#### [Objective]
Count how many lines of the material below have the word "rectangle" and give only the number.

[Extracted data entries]
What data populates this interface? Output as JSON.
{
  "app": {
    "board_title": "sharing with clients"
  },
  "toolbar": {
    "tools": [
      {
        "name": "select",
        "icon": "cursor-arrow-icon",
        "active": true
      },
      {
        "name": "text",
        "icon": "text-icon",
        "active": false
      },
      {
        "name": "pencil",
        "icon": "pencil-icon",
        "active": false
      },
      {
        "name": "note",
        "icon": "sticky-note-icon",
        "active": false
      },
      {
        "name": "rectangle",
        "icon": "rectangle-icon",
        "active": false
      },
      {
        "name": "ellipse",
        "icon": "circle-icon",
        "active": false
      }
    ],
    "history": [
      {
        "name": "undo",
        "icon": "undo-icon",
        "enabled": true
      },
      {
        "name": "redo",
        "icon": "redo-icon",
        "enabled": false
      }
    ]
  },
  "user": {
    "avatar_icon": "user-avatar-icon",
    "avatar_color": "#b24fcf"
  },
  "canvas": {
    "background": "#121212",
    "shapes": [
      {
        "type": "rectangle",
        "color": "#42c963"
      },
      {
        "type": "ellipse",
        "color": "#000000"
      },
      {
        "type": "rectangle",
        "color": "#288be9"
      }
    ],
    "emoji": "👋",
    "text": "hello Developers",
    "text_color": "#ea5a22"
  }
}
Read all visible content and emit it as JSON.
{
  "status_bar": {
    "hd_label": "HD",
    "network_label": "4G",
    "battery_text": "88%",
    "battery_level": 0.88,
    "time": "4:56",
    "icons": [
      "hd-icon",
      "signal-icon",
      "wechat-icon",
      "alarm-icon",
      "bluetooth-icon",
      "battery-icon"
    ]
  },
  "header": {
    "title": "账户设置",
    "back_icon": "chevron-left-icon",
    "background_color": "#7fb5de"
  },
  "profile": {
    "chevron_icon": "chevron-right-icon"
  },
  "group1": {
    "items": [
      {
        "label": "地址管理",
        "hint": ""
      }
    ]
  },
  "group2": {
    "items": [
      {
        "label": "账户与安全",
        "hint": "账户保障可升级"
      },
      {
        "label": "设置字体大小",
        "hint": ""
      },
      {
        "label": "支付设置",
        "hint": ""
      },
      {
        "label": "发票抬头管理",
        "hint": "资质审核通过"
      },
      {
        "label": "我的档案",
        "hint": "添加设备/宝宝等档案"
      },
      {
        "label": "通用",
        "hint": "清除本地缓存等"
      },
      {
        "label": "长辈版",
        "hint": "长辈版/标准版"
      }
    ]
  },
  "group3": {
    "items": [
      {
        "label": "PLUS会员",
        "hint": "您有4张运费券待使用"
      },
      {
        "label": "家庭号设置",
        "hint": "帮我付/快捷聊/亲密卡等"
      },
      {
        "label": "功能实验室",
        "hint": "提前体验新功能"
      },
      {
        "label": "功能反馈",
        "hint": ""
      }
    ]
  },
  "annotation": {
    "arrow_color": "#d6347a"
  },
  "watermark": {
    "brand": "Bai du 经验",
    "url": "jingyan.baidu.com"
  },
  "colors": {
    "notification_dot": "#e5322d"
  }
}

#### [Exercise result]
4